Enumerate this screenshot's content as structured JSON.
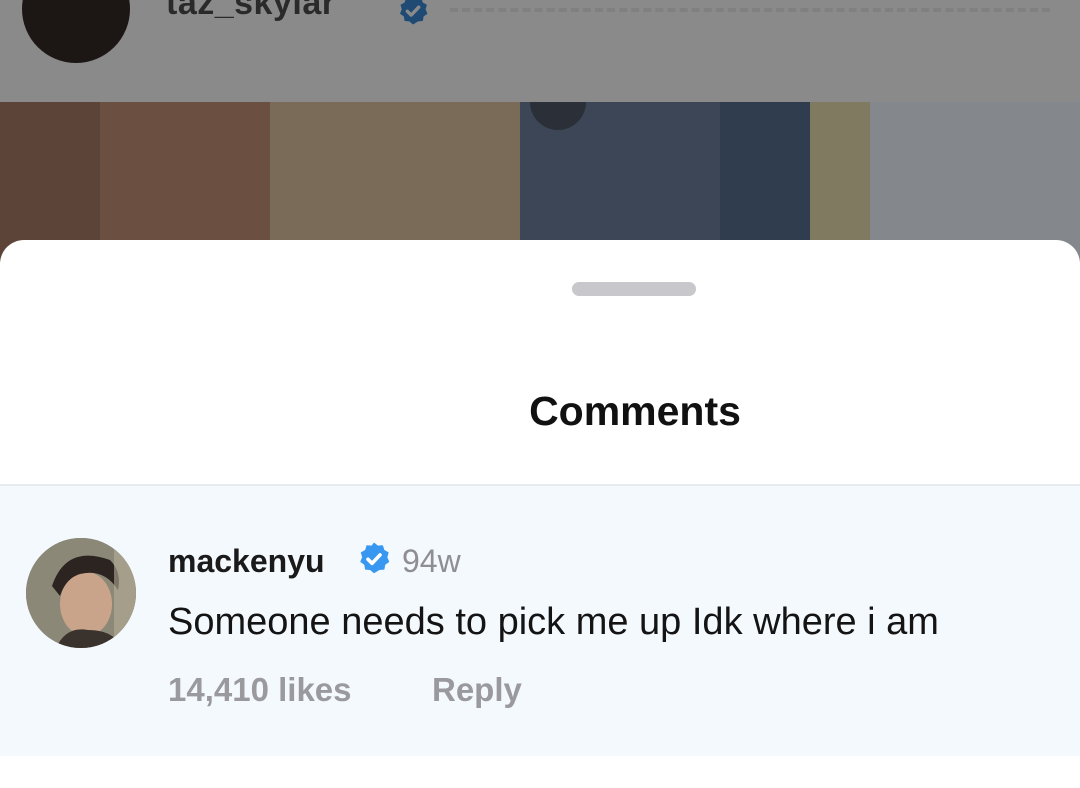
{
  "post": {
    "username": "taz_skylar"
  },
  "sheet": {
    "title": "Comments"
  },
  "comment": {
    "username": "mackenyu",
    "time": "94w",
    "text": "Someone needs to pick me up Idk where i am",
    "likes": "14,410 likes",
    "reply_label": "Reply"
  },
  "colors": {
    "verified_badge": "#3897f0",
    "comment_background": "#f4f9fd",
    "secondary_text": "#8e8e93"
  },
  "icons": {
    "verified": "verified-badge-icon"
  }
}
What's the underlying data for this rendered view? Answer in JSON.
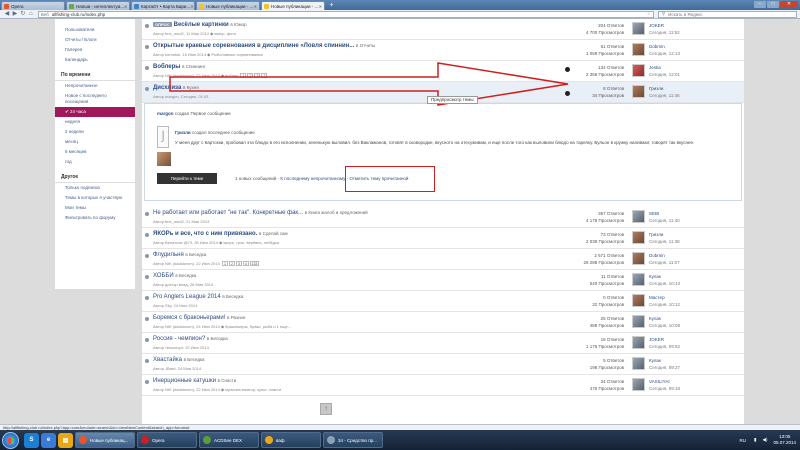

» **INSTRUCTIONS TO FOLLOW**
Quote every record above exactly, leaving out the pictures.

» **RESULT OF THE EXERCISE**
Enumerate this screenshot's content as structured JSON.
{
  "post": {
    "username": "taz_skylar"
  },
  "sheet": {
    "title": "Comments"
  },
  "comment": {
    "username": "mackenyu",
    "time": "94w",
    "text": "Someone needs to pick me up Idk where i am",
    "likes": "14,410 likes",
    "reply_label": "Reply"
  },
  "colors": {
    "verified_badge": "#3897f0",
    "comment_background": "#f4f9fd",
    "secondary_text": "#8e8e93"
  },
  "icons": {
    "verified": "verified-badge-icon"
  }
}
What's the underlying data for this rendered view? Answer in JSON.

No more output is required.